Exercise details: Retype the lines between the one containing "about-line: association, convention" and the one containing "isbn-number: ISBN 1-57978-813-0", inclusive, and nothing else.

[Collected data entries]
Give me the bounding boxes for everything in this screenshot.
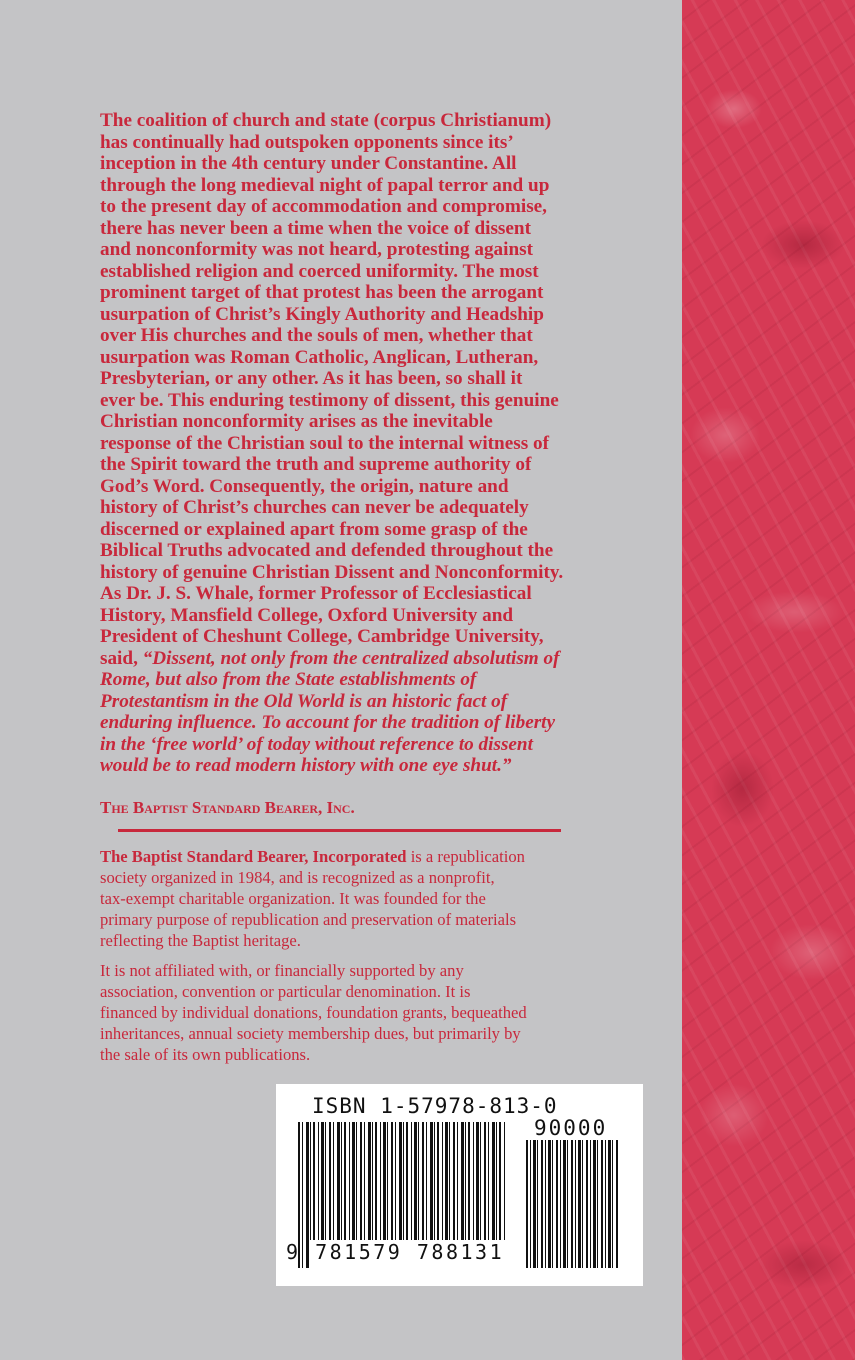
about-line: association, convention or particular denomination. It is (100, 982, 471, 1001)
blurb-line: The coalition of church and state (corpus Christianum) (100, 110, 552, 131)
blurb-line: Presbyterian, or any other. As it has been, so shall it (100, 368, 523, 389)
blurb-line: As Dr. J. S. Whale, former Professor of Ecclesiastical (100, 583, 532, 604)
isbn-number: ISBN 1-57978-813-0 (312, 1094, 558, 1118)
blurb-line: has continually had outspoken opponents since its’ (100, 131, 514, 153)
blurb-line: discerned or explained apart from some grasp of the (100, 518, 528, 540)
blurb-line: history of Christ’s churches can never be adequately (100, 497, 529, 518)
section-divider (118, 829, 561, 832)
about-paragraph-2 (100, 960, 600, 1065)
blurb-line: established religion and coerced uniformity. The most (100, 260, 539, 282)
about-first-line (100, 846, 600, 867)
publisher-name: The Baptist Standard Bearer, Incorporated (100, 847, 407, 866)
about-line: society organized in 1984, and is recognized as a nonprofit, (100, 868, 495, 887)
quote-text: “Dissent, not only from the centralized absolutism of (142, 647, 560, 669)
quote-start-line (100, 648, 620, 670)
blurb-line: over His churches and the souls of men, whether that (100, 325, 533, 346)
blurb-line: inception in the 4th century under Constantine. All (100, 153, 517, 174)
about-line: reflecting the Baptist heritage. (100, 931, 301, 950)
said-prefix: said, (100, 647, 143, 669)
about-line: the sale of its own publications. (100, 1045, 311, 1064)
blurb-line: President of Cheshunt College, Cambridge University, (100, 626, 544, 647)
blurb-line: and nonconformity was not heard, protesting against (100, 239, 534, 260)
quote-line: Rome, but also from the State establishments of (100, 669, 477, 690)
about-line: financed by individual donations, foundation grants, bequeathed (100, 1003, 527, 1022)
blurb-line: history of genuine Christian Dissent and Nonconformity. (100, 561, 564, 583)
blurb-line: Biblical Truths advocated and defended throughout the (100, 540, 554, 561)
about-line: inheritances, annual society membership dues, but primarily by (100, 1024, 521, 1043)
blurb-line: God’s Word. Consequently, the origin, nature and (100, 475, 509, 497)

Result of this exercise:
about-line: association, convention or particular denomination. It is (100, 982, 471, 1001)
blurb-line: The coalition of church and state (corpus Christianum) (100, 110, 552, 131)
blurb-line: Presbyterian, or any other. As it has been, so shall it (100, 368, 523, 389)
blurb-line: As Dr. J. S. Whale, former Professor of Ecclesiastical (100, 583, 532, 604)
isbn-number: ISBN 1-57978-813-0 (312, 1094, 558, 1118)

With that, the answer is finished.